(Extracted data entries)
..............................
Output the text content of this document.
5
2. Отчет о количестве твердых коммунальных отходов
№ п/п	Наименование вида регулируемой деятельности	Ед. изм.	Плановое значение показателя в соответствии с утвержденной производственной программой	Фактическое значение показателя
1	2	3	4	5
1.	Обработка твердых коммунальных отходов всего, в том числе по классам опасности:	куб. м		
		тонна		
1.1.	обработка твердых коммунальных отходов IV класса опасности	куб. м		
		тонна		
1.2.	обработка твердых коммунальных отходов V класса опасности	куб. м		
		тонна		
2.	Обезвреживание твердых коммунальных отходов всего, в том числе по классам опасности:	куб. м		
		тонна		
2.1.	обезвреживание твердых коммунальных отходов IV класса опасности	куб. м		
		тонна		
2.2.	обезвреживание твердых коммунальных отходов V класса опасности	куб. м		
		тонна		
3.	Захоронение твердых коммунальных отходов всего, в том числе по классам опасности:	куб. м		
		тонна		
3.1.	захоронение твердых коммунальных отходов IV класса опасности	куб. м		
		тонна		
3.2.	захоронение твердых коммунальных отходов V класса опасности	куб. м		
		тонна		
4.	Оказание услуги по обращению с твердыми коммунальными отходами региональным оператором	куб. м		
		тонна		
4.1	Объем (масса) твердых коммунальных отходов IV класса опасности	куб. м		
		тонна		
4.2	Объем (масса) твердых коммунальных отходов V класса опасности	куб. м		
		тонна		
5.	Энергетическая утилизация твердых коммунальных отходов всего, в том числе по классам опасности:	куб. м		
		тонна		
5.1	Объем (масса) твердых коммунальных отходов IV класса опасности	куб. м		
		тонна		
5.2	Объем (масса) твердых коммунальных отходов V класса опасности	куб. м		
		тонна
..............................
What to do = Determine how many lines of this listing contain "масса", and give only the number.

Result of the task = 4